# START OF Data to use

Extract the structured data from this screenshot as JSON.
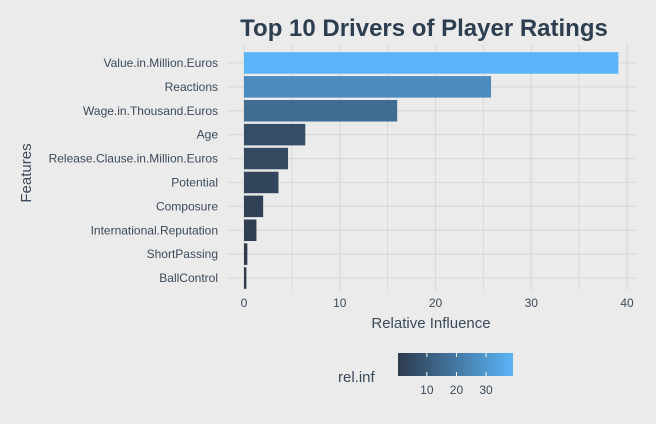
{
  "chart_data": {
    "type": "bar",
    "orientation": "horizontal",
    "title": "Top 10 Drivers of Player Ratings",
    "xlabel": "Relative Influence",
    "ylabel": "Features",
    "categories": [
      "Value.in.Million.Euros",
      "Reactions",
      "Wage.in.Thousand.Euros",
      "Age",
      "Release.Clause.in.Million.Euros",
      "Potential",
      "Composure",
      "International.Reputation",
      "ShortPassing",
      "BallControl"
    ],
    "values": [
      39.1,
      25.8,
      16.0,
      6.4,
      4.6,
      3.6,
      2.0,
      1.3,
      0.35,
      0.25
    ],
    "xlim": [
      0,
      40
    ],
    "xticks": [
      0,
      10,
      20,
      30,
      40
    ],
    "grid": true,
    "legend": {
      "title": "rel.inf",
      "placement": "bottom",
      "ticks": [
        10,
        20,
        30
      ],
      "range": [
        0.25,
        39.1
      ],
      "colors": [
        "#2e3b4d",
        "#5ab4f7"
      ]
    }
  }
}
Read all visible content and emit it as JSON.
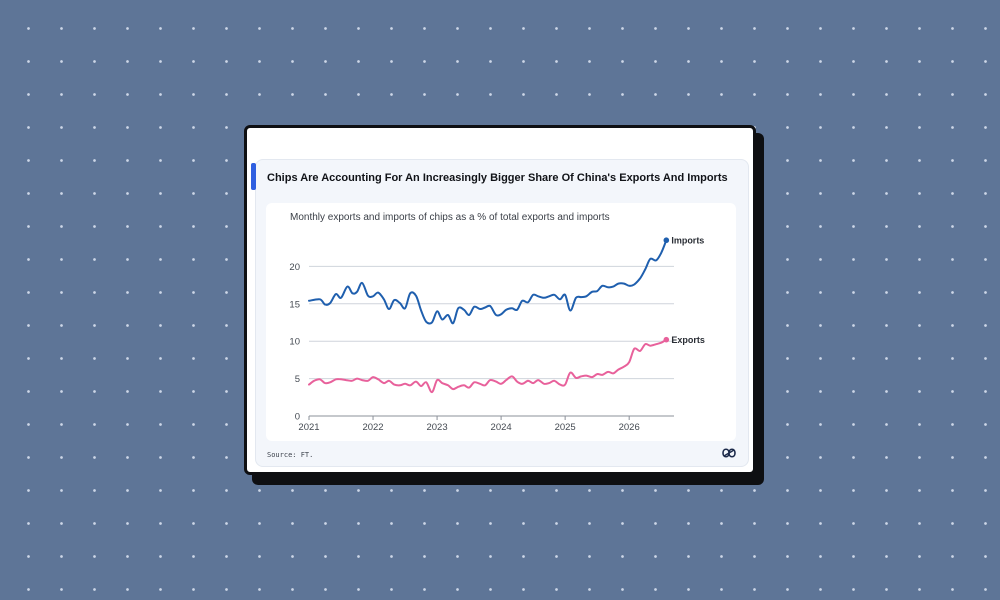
{
  "card": {
    "title": "Chips Are Accounting For An Increasingly Bigger Share Of China's Exports And Imports",
    "source": "Source: FT."
  },
  "colors": {
    "background": "#5e7597",
    "accent": "#2f5fe0",
    "imports_line": "#1f5fae",
    "exports_line": "#e8619b"
  },
  "logo_icon": "infinity-knot-logo",
  "chart_data": {
    "type": "line",
    "title": "Monthly exports and imports of chips as a % of total exports and imports",
    "xlabel": "",
    "ylabel": "",
    "xlim": [
      2021,
      2026.7
    ],
    "ylim": [
      0,
      25
    ],
    "x_ticks": [
      "2021",
      "2022",
      "2023",
      "2024",
      "2025",
      "2026"
    ],
    "y_ticks": [
      "0",
      "5",
      "10",
      "15",
      "20"
    ],
    "grid": true,
    "legend": "end-of-line labels",
    "series": [
      {
        "name": "Imports",
        "points": [
          [
            2021.0,
            15.4
          ],
          [
            2021.17,
            15.6
          ],
          [
            2021.25,
            14.9
          ],
          [
            2021.33,
            15.1
          ],
          [
            2021.42,
            16.3
          ],
          [
            2021.5,
            15.8
          ],
          [
            2021.6,
            17.3
          ],
          [
            2021.68,
            16.4
          ],
          [
            2021.75,
            16.6
          ],
          [
            2021.83,
            17.8
          ],
          [
            2021.92,
            16.1
          ],
          [
            2022.0,
            16.0
          ],
          [
            2022.08,
            16.5
          ],
          [
            2022.17,
            15.6
          ],
          [
            2022.25,
            14.3
          ],
          [
            2022.33,
            15.5
          ],
          [
            2022.42,
            15.1
          ],
          [
            2022.5,
            14.4
          ],
          [
            2022.58,
            16.4
          ],
          [
            2022.67,
            16.1
          ],
          [
            2022.75,
            14.1
          ],
          [
            2022.83,
            12.6
          ],
          [
            2022.92,
            12.5
          ],
          [
            2023.0,
            14.0
          ],
          [
            2023.08,
            12.9
          ],
          [
            2023.17,
            13.5
          ],
          [
            2023.25,
            12.4
          ],
          [
            2023.33,
            14.4
          ],
          [
            2023.42,
            14.2
          ],
          [
            2023.5,
            13.5
          ],
          [
            2023.58,
            14.6
          ],
          [
            2023.67,
            14.3
          ],
          [
            2023.75,
            14.5
          ],
          [
            2023.83,
            14.7
          ],
          [
            2023.92,
            13.5
          ],
          [
            2024.0,
            13.6
          ],
          [
            2024.08,
            14.2
          ],
          [
            2024.17,
            14.4
          ],
          [
            2024.25,
            14.2
          ],
          [
            2024.33,
            15.4
          ],
          [
            2024.42,
            15.2
          ],
          [
            2024.5,
            16.2
          ],
          [
            2024.58,
            16.0
          ],
          [
            2024.67,
            15.8
          ],
          [
            2024.75,
            16.0
          ],
          [
            2024.83,
            16.2
          ],
          [
            2024.92,
            15.6
          ],
          [
            2025.0,
            16.2
          ],
          [
            2025.08,
            14.1
          ],
          [
            2025.17,
            15.8
          ],
          [
            2025.25,
            15.9
          ],
          [
            2025.33,
            16.0
          ],
          [
            2025.42,
            16.6
          ],
          [
            2025.5,
            16.7
          ],
          [
            2025.58,
            17.4
          ],
          [
            2025.67,
            17.2
          ],
          [
            2025.75,
            17.3
          ],
          [
            2025.83,
            17.7
          ],
          [
            2025.92,
            17.7
          ],
          [
            2026.0,
            17.4
          ],
          [
            2026.08,
            17.6
          ],
          [
            2026.17,
            18.4
          ],
          [
            2026.25,
            19.6
          ],
          [
            2026.33,
            21.0
          ],
          [
            2026.42,
            20.8
          ],
          [
            2026.5,
            21.8
          ],
          [
            2026.58,
            23.5
          ]
        ]
      },
      {
        "name": "Exports",
        "points": [
          [
            2021.0,
            4.2
          ],
          [
            2021.08,
            4.7
          ],
          [
            2021.17,
            4.9
          ],
          [
            2021.25,
            4.4
          ],
          [
            2021.33,
            4.5
          ],
          [
            2021.42,
            4.9
          ],
          [
            2021.5,
            4.9
          ],
          [
            2021.58,
            4.8
          ],
          [
            2021.67,
            4.7
          ],
          [
            2021.75,
            5.0
          ],
          [
            2021.83,
            4.8
          ],
          [
            2021.92,
            4.7
          ],
          [
            2022.0,
            5.2
          ],
          [
            2022.08,
            4.9
          ],
          [
            2022.17,
            4.4
          ],
          [
            2022.25,
            4.7
          ],
          [
            2022.33,
            4.2
          ],
          [
            2022.42,
            4.1
          ],
          [
            2022.5,
            4.3
          ],
          [
            2022.58,
            4.1
          ],
          [
            2022.67,
            4.6
          ],
          [
            2022.75,
            4.0
          ],
          [
            2022.83,
            4.5
          ],
          [
            2022.92,
            3.2
          ],
          [
            2023.0,
            4.8
          ],
          [
            2023.08,
            4.4
          ],
          [
            2023.17,
            4.1
          ],
          [
            2023.25,
            3.6
          ],
          [
            2023.33,
            3.9
          ],
          [
            2023.42,
            4.1
          ],
          [
            2023.5,
            3.8
          ],
          [
            2023.58,
            4.5
          ],
          [
            2023.67,
            4.3
          ],
          [
            2023.75,
            4.1
          ],
          [
            2023.83,
            4.8
          ],
          [
            2023.92,
            4.6
          ],
          [
            2024.0,
            4.3
          ],
          [
            2024.08,
            4.8
          ],
          [
            2024.17,
            5.3
          ],
          [
            2024.25,
            4.6
          ],
          [
            2024.33,
            4.3
          ],
          [
            2024.42,
            4.7
          ],
          [
            2024.5,
            4.4
          ],
          [
            2024.58,
            4.8
          ],
          [
            2024.67,
            4.3
          ],
          [
            2024.75,
            4.4
          ],
          [
            2024.83,
            4.7
          ],
          [
            2024.92,
            4.2
          ],
          [
            2025.0,
            4.2
          ],
          [
            2025.08,
            5.8
          ],
          [
            2025.17,
            5.1
          ],
          [
            2025.25,
            5.3
          ],
          [
            2025.33,
            5.4
          ],
          [
            2025.42,
            5.2
          ],
          [
            2025.5,
            5.6
          ],
          [
            2025.58,
            5.5
          ],
          [
            2025.67,
            5.9
          ],
          [
            2025.75,
            5.7
          ],
          [
            2025.83,
            6.2
          ],
          [
            2025.92,
            6.6
          ],
          [
            2026.0,
            7.2
          ],
          [
            2026.08,
            9.0
          ],
          [
            2026.17,
            8.7
          ],
          [
            2026.25,
            9.6
          ],
          [
            2026.33,
            9.4
          ],
          [
            2026.42,
            9.6
          ],
          [
            2026.5,
            9.8
          ],
          [
            2026.58,
            10.2
          ]
        ]
      }
    ]
  }
}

# END OF Data to use

Every record gets retyped exactly; no picture goes into the copy.

#### [Solution to this problem]
Extract the structured data from this screenshot as JSON.
{
  "chart_data": {
    "type": "bar",
    "orientation": "horizontal",
    "title": "Top 10 Drivers of Player Ratings",
    "xlabel": "Relative Influence",
    "ylabel": "Features",
    "categories": [
      "Value.in.Million.Euros",
      "Reactions",
      "Wage.in.Thousand.Euros",
      "Age",
      "Release.Clause.in.Million.Euros",
      "Potential",
      "Composure",
      "International.Reputation",
      "ShortPassing",
      "BallControl"
    ],
    "values": [
      39.1,
      25.8,
      16.0,
      6.4,
      4.6,
      3.6,
      2.0,
      1.3,
      0.35,
      0.25
    ],
    "xlim": [
      0,
      40
    ],
    "xticks": [
      0,
      10,
      20,
      30,
      40
    ],
    "grid": true,
    "legend": {
      "title": "rel.inf",
      "placement": "bottom",
      "ticks": [
        10,
        20,
        30
      ],
      "range": [
        0.25,
        39.1
      ],
      "colors": [
        "#2e3b4d",
        "#5ab4f7"
      ]
    }
  }
}
Read all visible content and emit it as JSON.
{
  "card": {
    "title": "Chips Are Accounting For An Increasingly Bigger Share Of China's Exports And Imports",
    "source": "Source: FT."
  },
  "colors": {
    "background": "#5e7597",
    "accent": "#2f5fe0",
    "imports_line": "#1f5fae",
    "exports_line": "#e8619b"
  },
  "logo_icon": "infinity-knot-logo",
  "chart_data": {
    "type": "line",
    "title": "Monthly exports and imports of chips as a % of total exports and imports",
    "xlabel": "",
    "ylabel": "",
    "xlim": [
      2021,
      2026.7
    ],
    "ylim": [
      0,
      25
    ],
    "x_ticks": [
      "2021",
      "2022",
      "2023",
      "2024",
      "2025",
      "2026"
    ],
    "y_ticks": [
      "0",
      "5",
      "10",
      "15",
      "20"
    ],
    "grid": true,
    "legend": "end-of-line labels",
    "series": [
      {
        "name": "Imports",
        "points": [
          [
            2021.0,
            15.4
          ],
          [
            2021.17,
            15.6
          ],
          [
            2021.25,
            14.9
          ],
          [
            2021.33,
            15.1
          ],
          [
            2021.42,
            16.3
          ],
          [
            2021.5,
            15.8
          ],
          [
            2021.6,
            17.3
          ],
          [
            2021.68,
            16.4
          ],
          [
            2021.75,
            16.6
          ],
          [
            2021.83,
            17.8
          ],
          [
            2021.92,
            16.1
          ],
          [
            2022.0,
            16.0
          ],
          [
            2022.08,
            16.5
          ],
          [
            2022.17,
            15.6
          ],
          [
            2022.25,
            14.3
          ],
          [
            2022.33,
            15.5
          ],
          [
            2022.42,
            15.1
          ],
          [
            2022.5,
            14.4
          ],
          [
            2022.58,
            16.4
          ],
          [
            2022.67,
            16.1
          ],
          [
            2022.75,
            14.1
          ],
          [
            2022.83,
            12.6
          ],
          [
            2022.92,
            12.5
          ],
          [
            2023.0,
            14.0
          ],
          [
            2023.08,
            12.9
          ],
          [
            2023.17,
            13.5
          ],
          [
            2023.25,
            12.4
          ],
          [
            2023.33,
            14.4
          ],
          [
            2023.42,
            14.2
          ],
          [
            2023.5,
            13.5
          ],
          [
            2023.58,
            14.6
          ],
          [
            2023.67,
            14.3
          ],
          [
            2023.75,
            14.5
          ],
          [
            2023.83,
            14.7
          ],
          [
            2023.92,
            13.5
          ],
          [
            2024.0,
            13.6
          ],
          [
            2024.08,
            14.2
          ],
          [
            2024.17,
            14.4
          ],
          [
            2024.25,
            14.2
          ],
          [
            2024.33,
            15.4
          ],
          [
            2024.42,
            15.2
          ],
          [
            2024.5,
            16.2
          ],
          [
            2024.58,
            16.0
          ],
          [
            2024.67,
            15.8
          ],
          [
            2024.75,
            16.0
          ],
          [
            2024.83,
            16.2
          ],
          [
            2024.92,
            15.6
          ],
          [
            2025.0,
            16.2
          ],
          [
            2025.08,
            14.1
          ],
          [
            2025.17,
            15.8
          ],
          [
            2025.25,
            15.9
          ],
          [
            2025.33,
            16.0
          ],
          [
            2025.42,
            16.6
          ],
          [
            2025.5,
            16.7
          ],
          [
            2025.58,
            17.4
          ],
          [
            2025.67,
            17.2
          ],
          [
            2025.75,
            17.3
          ],
          [
            2025.83,
            17.7
          ],
          [
            2025.92,
            17.7
          ],
          [
            2026.0,
            17.4
          ],
          [
            2026.08,
            17.6
          ],
          [
            2026.17,
            18.4
          ],
          [
            2026.25,
            19.6
          ],
          [
            2026.33,
            21.0
          ],
          [
            2026.42,
            20.8
          ],
          [
            2026.5,
            21.8
          ],
          [
            2026.58,
            23.5
          ]
        ]
      },
      {
        "name": "Exports",
        "points": [
          [
            2021.0,
            4.2
          ],
          [
            2021.08,
            4.7
          ],
          [
            2021.17,
            4.9
          ],
          [
            2021.25,
            4.4
          ],
          [
            2021.33,
            4.5
          ],
          [
            2021.42,
            4.9
          ],
          [
            2021.5,
            4.9
          ],
          [
            2021.58,
            4.8
          ],
          [
            2021.67,
            4.7
          ],
          [
            2021.75,
            5.0
          ],
          [
            2021.83,
            4.8
          ],
          [
            2021.92,
            4.7
          ],
          [
            2022.0,
            5.2
          ],
          [
            2022.08,
            4.9
          ],
          [
            2022.17,
            4.4
          ],
          [
            2022.25,
            4.7
          ],
          [
            2022.33,
            4.2
          ],
          [
            2022.42,
            4.1
          ],
          [
            2022.5,
            4.3
          ],
          [
            2022.58,
            4.1
          ],
          [
            2022.67,
            4.6
          ],
          [
            2022.75,
            4.0
          ],
          [
            2022.83,
            4.5
          ],
          [
            2022.92,
            3.2
          ],
          [
            2023.0,
            4.8
          ],
          [
            2023.08,
            4.4
          ],
          [
            2023.17,
            4.1
          ],
          [
            2023.25,
            3.6
          ],
          [
            2023.33,
            3.9
          ],
          [
            2023.42,
            4.1
          ],
          [
            2023.5,
            3.8
          ],
          [
            2023.58,
            4.5
          ],
          [
            2023.67,
            4.3
          ],
          [
            2023.75,
            4.1
          ],
          [
            2023.83,
            4.8
          ],
          [
            2023.92,
            4.6
          ],
          [
            2024.0,
            4.3
          ],
          [
            2024.08,
            4.8
          ],
          [
            2024.17,
            5.3
          ],
          [
            2024.25,
            4.6
          ],
          [
            2024.33,
            4.3
          ],
          [
            2024.42,
            4.7
          ],
          [
            2024.5,
            4.4
          ],
          [
            2024.58,
            4.8
          ],
          [
            2024.67,
            4.3
          ],
          [
            2024.75,
            4.4
          ],
          [
            2024.83,
            4.7
          ],
          [
            2024.92,
            4.2
          ],
          [
            2025.0,
            4.2
          ],
          [
            2025.08,
            5.8
          ],
          [
            2025.17,
            5.1
          ],
          [
            2025.25,
            5.3
          ],
          [
            2025.33,
            5.4
          ],
          [
            2025.42,
            5.2
          ],
          [
            2025.5,
            5.6
          ],
          [
            2025.58,
            5.5
          ],
          [
            2025.67,
            5.9
          ],
          [
            2025.75,
            5.7
          ],
          [
            2025.83,
            6.2
          ],
          [
            2025.92,
            6.6
          ],
          [
            2026.0,
            7.2
          ],
          [
            2026.08,
            9.0
          ],
          [
            2026.17,
            8.7
          ],
          [
            2026.25,
            9.6
          ],
          [
            2026.33,
            9.4
          ],
          [
            2026.42,
            9.6
          ],
          [
            2026.5,
            9.8
          ],
          [
            2026.58,
            10.2
          ]
        ]
      }
    ]
  }
}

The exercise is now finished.